§ **Work required**:
Single out the lines of the material that contain "сельскохозяйственных" and copy them.

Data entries
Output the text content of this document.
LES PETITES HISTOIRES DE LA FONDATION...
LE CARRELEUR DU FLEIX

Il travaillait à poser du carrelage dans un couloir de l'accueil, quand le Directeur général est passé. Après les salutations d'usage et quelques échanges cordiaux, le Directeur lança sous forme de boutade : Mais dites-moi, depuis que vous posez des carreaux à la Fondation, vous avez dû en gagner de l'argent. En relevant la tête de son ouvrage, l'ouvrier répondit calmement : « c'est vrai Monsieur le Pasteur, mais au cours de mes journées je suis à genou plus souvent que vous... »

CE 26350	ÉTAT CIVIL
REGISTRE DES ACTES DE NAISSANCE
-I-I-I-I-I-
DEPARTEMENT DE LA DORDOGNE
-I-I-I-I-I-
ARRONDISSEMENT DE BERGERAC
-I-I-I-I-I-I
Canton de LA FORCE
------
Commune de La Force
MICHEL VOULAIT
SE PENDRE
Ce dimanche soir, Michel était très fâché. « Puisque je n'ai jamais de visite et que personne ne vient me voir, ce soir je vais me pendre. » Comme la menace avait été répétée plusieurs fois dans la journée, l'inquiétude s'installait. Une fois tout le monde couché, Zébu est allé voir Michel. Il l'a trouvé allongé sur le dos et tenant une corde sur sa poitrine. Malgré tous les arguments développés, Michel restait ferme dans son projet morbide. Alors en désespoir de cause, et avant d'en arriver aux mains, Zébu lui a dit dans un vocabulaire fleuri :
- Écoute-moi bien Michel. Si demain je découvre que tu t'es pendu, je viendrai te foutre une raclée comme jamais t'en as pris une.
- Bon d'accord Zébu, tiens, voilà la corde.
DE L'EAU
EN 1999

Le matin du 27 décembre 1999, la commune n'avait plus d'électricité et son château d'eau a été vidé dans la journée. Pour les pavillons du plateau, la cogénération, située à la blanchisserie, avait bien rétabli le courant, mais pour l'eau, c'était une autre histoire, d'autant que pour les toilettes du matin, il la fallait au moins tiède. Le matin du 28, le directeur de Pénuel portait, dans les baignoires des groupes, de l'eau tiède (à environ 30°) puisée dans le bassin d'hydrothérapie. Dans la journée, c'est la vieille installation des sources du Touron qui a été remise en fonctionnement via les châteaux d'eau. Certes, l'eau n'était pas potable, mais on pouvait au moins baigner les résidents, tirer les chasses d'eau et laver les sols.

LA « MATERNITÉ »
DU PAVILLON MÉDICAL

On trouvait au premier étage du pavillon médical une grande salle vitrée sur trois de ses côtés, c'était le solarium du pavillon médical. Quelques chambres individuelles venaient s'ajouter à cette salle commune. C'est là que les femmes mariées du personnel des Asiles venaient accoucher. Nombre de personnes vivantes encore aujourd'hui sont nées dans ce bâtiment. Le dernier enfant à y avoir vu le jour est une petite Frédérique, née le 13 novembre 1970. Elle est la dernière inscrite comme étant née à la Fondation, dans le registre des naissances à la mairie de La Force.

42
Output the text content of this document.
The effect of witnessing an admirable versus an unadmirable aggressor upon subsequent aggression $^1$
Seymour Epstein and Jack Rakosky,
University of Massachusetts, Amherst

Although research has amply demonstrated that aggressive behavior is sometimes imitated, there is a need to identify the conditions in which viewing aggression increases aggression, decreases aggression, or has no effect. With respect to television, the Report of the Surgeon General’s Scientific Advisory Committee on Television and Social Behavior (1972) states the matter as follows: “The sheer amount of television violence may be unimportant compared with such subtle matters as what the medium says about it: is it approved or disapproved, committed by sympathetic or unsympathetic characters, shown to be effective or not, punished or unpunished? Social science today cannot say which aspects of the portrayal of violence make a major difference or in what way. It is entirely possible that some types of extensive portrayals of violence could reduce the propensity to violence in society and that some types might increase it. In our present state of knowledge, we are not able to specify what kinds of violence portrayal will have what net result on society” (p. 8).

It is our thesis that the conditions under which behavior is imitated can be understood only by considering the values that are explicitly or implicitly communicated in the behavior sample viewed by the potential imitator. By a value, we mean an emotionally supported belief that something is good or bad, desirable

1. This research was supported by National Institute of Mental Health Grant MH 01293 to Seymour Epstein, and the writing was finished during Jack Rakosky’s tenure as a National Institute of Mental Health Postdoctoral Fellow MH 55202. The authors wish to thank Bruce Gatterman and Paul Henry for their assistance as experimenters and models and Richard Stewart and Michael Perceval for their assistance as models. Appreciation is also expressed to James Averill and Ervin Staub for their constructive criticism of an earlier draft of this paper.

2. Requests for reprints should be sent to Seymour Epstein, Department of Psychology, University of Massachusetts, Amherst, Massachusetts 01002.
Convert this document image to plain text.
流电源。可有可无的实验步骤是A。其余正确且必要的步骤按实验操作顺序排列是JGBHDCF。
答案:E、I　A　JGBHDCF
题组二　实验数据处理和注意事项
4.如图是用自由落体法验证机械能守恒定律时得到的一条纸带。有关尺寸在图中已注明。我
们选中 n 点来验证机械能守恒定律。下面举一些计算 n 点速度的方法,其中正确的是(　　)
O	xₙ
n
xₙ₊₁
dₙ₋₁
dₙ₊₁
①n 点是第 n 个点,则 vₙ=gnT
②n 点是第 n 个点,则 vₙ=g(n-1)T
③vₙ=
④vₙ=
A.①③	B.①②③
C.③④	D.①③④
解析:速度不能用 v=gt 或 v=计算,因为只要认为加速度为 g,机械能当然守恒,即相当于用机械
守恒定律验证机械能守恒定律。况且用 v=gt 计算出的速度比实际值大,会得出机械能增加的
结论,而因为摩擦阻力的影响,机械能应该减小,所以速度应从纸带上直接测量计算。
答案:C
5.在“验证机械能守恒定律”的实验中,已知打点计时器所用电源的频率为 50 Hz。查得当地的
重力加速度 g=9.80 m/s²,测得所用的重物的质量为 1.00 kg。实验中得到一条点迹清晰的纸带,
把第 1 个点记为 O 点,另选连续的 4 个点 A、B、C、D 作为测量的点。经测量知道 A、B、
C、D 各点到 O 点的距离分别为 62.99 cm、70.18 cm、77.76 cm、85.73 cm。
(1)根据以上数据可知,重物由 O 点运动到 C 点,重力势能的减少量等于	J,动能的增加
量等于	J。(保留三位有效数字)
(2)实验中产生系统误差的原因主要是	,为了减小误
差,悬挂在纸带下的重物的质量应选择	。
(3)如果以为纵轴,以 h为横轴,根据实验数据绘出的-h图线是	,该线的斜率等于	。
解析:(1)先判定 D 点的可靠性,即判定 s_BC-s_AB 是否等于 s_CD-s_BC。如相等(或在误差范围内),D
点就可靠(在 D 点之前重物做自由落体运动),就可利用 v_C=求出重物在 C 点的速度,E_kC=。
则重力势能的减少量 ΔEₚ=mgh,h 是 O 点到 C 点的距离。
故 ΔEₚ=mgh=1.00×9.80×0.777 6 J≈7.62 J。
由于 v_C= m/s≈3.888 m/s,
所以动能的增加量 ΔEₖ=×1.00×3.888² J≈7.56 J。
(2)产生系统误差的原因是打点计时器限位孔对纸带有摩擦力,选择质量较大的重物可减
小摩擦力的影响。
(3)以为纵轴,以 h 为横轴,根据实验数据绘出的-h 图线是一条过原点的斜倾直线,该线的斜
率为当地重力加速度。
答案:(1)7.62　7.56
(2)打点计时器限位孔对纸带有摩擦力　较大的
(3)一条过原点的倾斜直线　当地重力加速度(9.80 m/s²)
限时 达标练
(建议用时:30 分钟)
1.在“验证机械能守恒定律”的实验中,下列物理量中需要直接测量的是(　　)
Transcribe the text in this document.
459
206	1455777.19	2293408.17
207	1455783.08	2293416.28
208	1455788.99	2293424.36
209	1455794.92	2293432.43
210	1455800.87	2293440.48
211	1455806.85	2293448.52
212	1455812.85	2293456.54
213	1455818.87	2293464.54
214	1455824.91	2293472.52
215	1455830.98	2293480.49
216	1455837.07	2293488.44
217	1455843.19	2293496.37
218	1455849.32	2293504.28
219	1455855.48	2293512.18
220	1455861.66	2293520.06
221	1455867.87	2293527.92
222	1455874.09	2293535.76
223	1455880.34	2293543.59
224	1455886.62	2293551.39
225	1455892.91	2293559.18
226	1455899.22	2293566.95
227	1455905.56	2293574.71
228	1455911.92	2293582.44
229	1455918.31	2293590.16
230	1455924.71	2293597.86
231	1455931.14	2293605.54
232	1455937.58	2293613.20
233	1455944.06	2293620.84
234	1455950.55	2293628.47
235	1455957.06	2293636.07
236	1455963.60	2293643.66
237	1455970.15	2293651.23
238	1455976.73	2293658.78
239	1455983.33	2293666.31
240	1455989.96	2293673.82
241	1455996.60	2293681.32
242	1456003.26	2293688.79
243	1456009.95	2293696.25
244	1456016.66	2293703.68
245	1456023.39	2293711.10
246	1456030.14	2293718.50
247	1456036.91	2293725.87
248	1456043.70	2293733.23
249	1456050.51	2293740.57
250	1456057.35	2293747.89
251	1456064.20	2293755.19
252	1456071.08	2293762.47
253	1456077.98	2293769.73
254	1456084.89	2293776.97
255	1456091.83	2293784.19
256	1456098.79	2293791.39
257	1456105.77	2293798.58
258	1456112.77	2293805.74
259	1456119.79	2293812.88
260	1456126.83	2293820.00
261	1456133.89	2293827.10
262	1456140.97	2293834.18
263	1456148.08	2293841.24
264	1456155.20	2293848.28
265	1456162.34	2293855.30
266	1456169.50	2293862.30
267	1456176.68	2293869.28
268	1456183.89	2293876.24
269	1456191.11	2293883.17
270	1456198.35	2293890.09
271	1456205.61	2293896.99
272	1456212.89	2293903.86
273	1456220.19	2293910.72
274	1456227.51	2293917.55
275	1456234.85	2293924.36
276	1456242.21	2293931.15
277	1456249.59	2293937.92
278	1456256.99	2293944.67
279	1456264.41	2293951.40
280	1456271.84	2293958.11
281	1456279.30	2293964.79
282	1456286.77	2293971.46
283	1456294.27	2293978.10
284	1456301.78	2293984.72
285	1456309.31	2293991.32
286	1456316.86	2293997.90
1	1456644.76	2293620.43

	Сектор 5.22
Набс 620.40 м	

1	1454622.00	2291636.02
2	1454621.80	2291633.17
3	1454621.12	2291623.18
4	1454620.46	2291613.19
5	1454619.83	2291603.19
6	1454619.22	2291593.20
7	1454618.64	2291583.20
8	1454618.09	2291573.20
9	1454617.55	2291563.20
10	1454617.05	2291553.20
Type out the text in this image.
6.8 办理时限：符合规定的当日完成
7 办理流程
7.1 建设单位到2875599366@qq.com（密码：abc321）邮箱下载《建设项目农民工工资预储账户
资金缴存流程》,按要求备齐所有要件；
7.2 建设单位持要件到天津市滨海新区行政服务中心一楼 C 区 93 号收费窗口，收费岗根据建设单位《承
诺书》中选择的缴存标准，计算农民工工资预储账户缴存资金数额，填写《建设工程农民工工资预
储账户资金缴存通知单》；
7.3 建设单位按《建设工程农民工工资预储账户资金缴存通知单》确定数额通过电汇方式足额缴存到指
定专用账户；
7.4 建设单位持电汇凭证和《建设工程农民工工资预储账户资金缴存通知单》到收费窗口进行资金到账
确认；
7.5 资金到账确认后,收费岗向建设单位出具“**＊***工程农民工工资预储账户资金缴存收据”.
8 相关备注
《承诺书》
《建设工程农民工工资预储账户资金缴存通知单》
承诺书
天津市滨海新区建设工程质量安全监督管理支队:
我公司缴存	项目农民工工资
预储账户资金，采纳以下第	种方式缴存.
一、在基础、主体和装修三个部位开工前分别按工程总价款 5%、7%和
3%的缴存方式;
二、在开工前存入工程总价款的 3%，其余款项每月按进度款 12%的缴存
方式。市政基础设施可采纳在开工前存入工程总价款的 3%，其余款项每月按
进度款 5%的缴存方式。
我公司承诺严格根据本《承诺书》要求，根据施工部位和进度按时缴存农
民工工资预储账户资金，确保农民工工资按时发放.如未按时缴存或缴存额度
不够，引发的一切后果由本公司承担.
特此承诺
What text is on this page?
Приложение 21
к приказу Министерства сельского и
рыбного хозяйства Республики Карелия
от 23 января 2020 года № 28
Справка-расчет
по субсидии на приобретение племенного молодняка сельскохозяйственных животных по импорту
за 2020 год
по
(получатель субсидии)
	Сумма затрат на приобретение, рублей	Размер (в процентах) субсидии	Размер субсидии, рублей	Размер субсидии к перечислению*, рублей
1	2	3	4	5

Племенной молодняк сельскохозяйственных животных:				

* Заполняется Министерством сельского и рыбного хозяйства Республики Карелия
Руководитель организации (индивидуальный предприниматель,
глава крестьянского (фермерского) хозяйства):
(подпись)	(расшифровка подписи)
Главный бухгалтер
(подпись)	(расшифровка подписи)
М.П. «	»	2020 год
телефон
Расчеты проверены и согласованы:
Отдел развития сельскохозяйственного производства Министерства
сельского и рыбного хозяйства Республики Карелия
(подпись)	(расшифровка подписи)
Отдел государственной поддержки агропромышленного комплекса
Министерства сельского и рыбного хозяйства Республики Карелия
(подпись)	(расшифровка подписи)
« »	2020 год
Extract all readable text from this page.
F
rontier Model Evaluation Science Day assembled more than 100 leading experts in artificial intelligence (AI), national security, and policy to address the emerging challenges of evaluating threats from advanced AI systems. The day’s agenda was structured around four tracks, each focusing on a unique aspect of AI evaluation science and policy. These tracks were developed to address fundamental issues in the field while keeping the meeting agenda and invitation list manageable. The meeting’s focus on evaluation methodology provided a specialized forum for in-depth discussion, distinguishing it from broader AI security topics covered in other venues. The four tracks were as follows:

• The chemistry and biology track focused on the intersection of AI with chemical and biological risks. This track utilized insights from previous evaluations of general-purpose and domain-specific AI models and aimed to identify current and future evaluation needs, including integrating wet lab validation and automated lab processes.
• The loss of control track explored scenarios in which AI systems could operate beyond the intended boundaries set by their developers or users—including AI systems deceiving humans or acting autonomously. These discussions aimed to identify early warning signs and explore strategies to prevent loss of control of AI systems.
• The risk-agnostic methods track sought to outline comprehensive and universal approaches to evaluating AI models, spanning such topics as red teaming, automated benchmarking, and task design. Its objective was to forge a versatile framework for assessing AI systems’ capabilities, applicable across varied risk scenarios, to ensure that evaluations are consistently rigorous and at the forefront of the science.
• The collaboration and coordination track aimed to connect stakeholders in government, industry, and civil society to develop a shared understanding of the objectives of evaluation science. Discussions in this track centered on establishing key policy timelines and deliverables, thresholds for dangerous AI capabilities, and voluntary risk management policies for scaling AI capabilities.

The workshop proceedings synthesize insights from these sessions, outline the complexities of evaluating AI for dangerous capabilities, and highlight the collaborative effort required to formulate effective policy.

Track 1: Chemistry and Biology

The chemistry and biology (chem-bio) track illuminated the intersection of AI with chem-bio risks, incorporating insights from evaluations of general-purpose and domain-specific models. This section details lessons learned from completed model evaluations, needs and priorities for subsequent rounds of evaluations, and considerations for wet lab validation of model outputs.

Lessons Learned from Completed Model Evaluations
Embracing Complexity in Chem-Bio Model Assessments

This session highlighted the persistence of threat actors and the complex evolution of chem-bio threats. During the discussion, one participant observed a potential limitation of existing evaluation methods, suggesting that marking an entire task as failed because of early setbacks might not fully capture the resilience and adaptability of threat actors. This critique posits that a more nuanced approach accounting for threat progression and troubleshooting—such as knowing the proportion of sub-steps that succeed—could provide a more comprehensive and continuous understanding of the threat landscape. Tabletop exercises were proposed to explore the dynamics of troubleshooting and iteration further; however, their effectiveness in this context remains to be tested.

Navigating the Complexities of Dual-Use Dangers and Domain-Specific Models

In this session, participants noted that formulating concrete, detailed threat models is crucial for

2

§ **The completed task**:
по субсидии на приобретение племенного молодняка сельскохозяйственных животных по импорту
Племенной молодняк сельскохозяйственных животных:				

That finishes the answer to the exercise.